**TASK PROMPT**
Copy every line of the data exactly, leaving nothing out.

-- START OF DATA ROWS --

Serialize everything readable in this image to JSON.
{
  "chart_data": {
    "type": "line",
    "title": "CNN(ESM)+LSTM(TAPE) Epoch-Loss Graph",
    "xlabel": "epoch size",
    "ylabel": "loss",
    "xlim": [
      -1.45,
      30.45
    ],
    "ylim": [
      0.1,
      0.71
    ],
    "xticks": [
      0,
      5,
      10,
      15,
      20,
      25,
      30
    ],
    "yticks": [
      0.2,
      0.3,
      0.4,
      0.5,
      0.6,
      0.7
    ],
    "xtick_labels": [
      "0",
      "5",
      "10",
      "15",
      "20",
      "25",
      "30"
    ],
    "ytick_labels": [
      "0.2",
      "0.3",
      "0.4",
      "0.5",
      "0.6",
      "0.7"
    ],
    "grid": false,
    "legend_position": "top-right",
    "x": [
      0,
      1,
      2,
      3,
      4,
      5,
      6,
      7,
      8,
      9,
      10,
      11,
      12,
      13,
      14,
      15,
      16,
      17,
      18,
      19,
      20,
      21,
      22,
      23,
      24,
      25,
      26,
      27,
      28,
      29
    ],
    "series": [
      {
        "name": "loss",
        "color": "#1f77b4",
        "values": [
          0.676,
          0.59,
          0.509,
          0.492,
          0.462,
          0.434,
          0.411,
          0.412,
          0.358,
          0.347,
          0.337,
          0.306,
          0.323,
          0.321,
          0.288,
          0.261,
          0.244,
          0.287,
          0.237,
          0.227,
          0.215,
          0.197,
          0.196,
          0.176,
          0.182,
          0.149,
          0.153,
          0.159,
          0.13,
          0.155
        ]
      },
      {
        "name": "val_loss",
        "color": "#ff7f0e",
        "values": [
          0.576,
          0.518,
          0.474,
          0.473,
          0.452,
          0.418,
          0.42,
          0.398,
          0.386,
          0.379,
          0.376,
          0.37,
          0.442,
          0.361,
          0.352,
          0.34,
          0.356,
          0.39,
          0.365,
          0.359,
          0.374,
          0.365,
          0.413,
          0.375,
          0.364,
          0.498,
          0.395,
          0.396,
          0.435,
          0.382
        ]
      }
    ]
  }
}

-- END OF DATA ROWS --

**SOLUTION BELOW**
Serialize everything readable in this image to JSON.
{
  "chart_data": {
    "type": "line",
    "title": "CNN(ESM)+LSTM(TAPE) Epoch-Loss Graph",
    "xlabel": "epoch size",
    "ylabel": "loss",
    "xlim": [
      -1.45,
      30.45
    ],
    "ylim": [
      0.1,
      0.71
    ],
    "xticks": [
      0,
      5,
      10,
      15,
      20,
      25,
      30
    ],
    "yticks": [
      0.2,
      0.3,
      0.4,
      0.5,
      0.6,
      0.7
    ],
    "xtick_labels": [
      "0",
      "5",
      "10",
      "15",
      "20",
      "25",
      "30"
    ],
    "ytick_labels": [
      "0.2",
      "0.3",
      "0.4",
      "0.5",
      "0.6",
      "0.7"
    ],
    "grid": false,
    "legend_position": "top-right",
    "x": [
      0,
      1,
      2,
      3,
      4,
      5,
      6,
      7,
      8,
      9,
      10,
      11,
      12,
      13,
      14,
      15,
      16,
      17,
      18,
      19,
      20,
      21,
      22,
      23,
      24,
      25,
      26,
      27,
      28,
      29
    ],
    "series": [
      {
        "name": "loss",
        "color": "#1f77b4",
        "values": [
          0.676,
          0.59,
          0.509,
          0.492,
          0.462,
          0.434,
          0.411,
          0.412,
          0.358,
          0.347,
          0.337,
          0.306,
          0.323,
          0.321,
          0.288,
          0.261,
          0.244,
          0.287,
          0.237,
          0.227,
          0.215,
          0.197,
          0.196,
          0.176,
          0.182,
          0.149,
          0.153,
          0.159,
          0.13,
          0.155
        ]
      },
      {
        "name": "val_loss",
        "color": "#ff7f0e",
        "values": [
          0.576,
          0.518,
          0.474,
          0.473,
          0.452,
          0.418,
          0.42,
          0.398,
          0.386,
          0.379,
          0.376,
          0.37,
          0.442,
          0.361,
          0.352,
          0.34,
          0.356,
          0.39,
          0.365,
          0.359,
          0.374,
          0.365,
          0.413,
          0.375,
          0.364,
          0.498,
          0.395,
          0.396,
          0.435,
          0.382
        ]
      }
    ]
  }
}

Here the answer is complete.